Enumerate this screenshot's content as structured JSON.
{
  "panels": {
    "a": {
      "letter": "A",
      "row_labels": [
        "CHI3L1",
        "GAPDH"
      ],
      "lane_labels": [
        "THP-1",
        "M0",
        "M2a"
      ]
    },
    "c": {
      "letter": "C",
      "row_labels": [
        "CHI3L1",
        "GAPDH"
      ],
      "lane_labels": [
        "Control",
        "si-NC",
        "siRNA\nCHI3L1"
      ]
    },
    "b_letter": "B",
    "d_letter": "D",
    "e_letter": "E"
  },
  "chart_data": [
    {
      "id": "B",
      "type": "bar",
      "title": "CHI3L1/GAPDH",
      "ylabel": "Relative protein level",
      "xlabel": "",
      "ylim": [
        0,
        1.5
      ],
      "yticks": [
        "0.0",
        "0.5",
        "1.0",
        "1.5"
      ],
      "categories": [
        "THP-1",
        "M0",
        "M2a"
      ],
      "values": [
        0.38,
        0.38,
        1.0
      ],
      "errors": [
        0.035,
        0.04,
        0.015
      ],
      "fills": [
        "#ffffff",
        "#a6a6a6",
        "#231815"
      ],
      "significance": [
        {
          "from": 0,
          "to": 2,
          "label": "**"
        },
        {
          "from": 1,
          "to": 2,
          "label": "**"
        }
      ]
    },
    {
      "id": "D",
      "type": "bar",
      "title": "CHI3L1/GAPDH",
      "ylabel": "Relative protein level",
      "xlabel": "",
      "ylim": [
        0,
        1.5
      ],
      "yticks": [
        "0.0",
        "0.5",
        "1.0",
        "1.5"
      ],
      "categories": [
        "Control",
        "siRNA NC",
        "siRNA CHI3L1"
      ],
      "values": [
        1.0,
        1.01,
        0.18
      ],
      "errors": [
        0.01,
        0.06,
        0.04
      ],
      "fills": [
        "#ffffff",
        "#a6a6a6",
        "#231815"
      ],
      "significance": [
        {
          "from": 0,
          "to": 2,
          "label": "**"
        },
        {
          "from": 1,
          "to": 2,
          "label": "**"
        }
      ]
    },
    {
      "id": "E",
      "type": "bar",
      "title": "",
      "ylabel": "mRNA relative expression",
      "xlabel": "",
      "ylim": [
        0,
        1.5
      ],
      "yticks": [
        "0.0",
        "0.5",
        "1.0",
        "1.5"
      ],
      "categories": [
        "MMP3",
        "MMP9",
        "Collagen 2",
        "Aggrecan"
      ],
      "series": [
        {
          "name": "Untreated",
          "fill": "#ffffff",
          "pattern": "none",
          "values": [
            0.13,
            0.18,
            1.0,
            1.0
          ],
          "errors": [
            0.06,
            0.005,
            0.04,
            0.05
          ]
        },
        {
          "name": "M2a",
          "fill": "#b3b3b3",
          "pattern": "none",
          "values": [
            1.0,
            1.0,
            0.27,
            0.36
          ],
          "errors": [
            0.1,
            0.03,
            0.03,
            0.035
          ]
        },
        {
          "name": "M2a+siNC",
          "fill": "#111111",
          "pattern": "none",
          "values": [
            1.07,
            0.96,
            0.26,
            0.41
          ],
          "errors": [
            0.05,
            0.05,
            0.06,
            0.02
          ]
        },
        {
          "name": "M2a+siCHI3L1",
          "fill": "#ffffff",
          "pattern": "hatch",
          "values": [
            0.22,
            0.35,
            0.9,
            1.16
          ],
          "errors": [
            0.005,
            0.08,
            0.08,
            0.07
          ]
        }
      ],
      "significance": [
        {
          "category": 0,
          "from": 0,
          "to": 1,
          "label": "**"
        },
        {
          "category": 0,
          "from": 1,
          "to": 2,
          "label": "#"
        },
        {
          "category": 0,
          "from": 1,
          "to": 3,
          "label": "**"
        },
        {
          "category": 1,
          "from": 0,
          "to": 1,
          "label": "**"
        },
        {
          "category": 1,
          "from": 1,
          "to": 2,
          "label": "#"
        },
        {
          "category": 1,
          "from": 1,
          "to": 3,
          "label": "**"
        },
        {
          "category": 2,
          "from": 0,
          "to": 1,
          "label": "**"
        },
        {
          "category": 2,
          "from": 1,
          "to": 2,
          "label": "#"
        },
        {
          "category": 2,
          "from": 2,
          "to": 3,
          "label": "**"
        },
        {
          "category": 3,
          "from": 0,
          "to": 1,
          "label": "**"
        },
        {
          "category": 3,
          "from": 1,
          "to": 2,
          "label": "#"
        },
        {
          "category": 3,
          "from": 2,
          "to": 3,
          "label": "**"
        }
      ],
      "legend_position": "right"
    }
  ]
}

- [Exercise instructions]:
Nothing in the records may change; write them out again in full.

- [Final answer]:
Enumerate this screenshot's content as structured JSON.
{
  "panels": {
    "a": {
      "letter": "A",
      "row_labels": [
        "CHI3L1",
        "GAPDH"
      ],
      "lane_labels": [
        "THP-1",
        "M0",
        "M2a"
      ]
    },
    "c": {
      "letter": "C",
      "row_labels": [
        "CHI3L1",
        "GAPDH"
      ],
      "lane_labels": [
        "Control",
        "si-NC",
        "siRNA\nCHI3L1"
      ]
    },
    "b_letter": "B",
    "d_letter": "D",
    "e_letter": "E"
  },
  "chart_data": [
    {
      "id": "B",
      "type": "bar",
      "title": "CHI3L1/GAPDH",
      "ylabel": "Relative protein level",
      "xlabel": "",
      "ylim": [
        0,
        1.5
      ],
      "yticks": [
        "0.0",
        "0.5",
        "1.0",
        "1.5"
      ],
      "categories": [
        "THP-1",
        "M0",
        "M2a"
      ],
      "values": [
        0.38,
        0.38,
        1.0
      ],
      "errors": [
        0.035,
        0.04,
        0.015
      ],
      "fills": [
        "#ffffff",
        "#a6a6a6",
        "#231815"
      ],
      "significance": [
        {
          "from": 0,
          "to": 2,
          "label": "**"
        },
        {
          "from": 1,
          "to": 2,
          "label": "**"
        }
      ]
    },
    {
      "id": "D",
      "type": "bar",
      "title": "CHI3L1/GAPDH",
      "ylabel": "Relative protein level",
      "xlabel": "",
      "ylim": [
        0,
        1.5
      ],
      "yticks": [
        "0.0",
        "0.5",
        "1.0",
        "1.5"
      ],
      "categories": [
        "Control",
        "siRNA NC",
        "siRNA CHI3L1"
      ],
      "values": [
        1.0,
        1.01,
        0.18
      ],
      "errors": [
        0.01,
        0.06,
        0.04
      ],
      "fills": [
        "#ffffff",
        "#a6a6a6",
        "#231815"
      ],
      "significance": [
        {
          "from": 0,
          "to": 2,
          "label": "**"
        },
        {
          "from": 1,
          "to": 2,
          "label": "**"
        }
      ]
    },
    {
      "id": "E",
      "type": "bar",
      "title": "",
      "ylabel": "mRNA relative expression",
      "xlabel": "",
      "ylim": [
        0,
        1.5
      ],
      "yticks": [
        "0.0",
        "0.5",
        "1.0",
        "1.5"
      ],
      "categories": [
        "MMP3",
        "MMP9",
        "Collagen 2",
        "Aggrecan"
      ],
      "series": [
        {
          "name": "Untreated",
          "fill": "#ffffff",
          "pattern": "none",
          "values": [
            0.13,
            0.18,
            1.0,
            1.0
          ],
          "errors": [
            0.06,
            0.005,
            0.04,
            0.05
          ]
        },
        {
          "name": "M2a",
          "fill": "#b3b3b3",
          "pattern": "none",
          "values": [
            1.0,
            1.0,
            0.27,
            0.36
          ],
          "errors": [
            0.1,
            0.03,
            0.03,
            0.035
          ]
        },
        {
          "name": "M2a+siNC",
          "fill": "#111111",
          "pattern": "none",
          "values": [
            1.07,
            0.96,
            0.26,
            0.41
          ],
          "errors": [
            0.05,
            0.05,
            0.06,
            0.02
          ]
        },
        {
          "name": "M2a+siCHI3L1",
          "fill": "#ffffff",
          "pattern": "hatch",
          "values": [
            0.22,
            0.35,
            0.9,
            1.16
          ],
          "errors": [
            0.005,
            0.08,
            0.08,
            0.07
          ]
        }
      ],
      "significance": [
        {
          "category": 0,
          "from": 0,
          "to": 1,
          "label": "**"
        },
        {
          "category": 0,
          "from": 1,
          "to": 2,
          "label": "#"
        },
        {
          "category": 0,
          "from": 1,
          "to": 3,
          "label": "**"
        },
        {
          "category": 1,
          "from": 0,
          "to": 1,
          "label": "**"
        },
        {
          "category": 1,
          "from": 1,
          "to": 2,
          "label": "#"
        },
        {
          "category": 1,
          "from": 1,
          "to": 3,
          "label": "**"
        },
        {
          "category": 2,
          "from": 0,
          "to": 1,
          "label": "**"
        },
        {
          "category": 2,
          "from": 1,
          "to": 2,
          "label": "#"
        },
        {
          "category": 2,
          "from": 2,
          "to": 3,
          "label": "**"
        },
        {
          "category": 3,
          "from": 0,
          "to": 1,
          "label": "**"
        },
        {
          "category": 3,
          "from": 1,
          "to": 2,
          "label": "#"
        },
        {
          "category": 3,
          "from": 2,
          "to": 3,
          "label": "**"
        }
      ],
      "legend_position": "right"
    }
  ]
}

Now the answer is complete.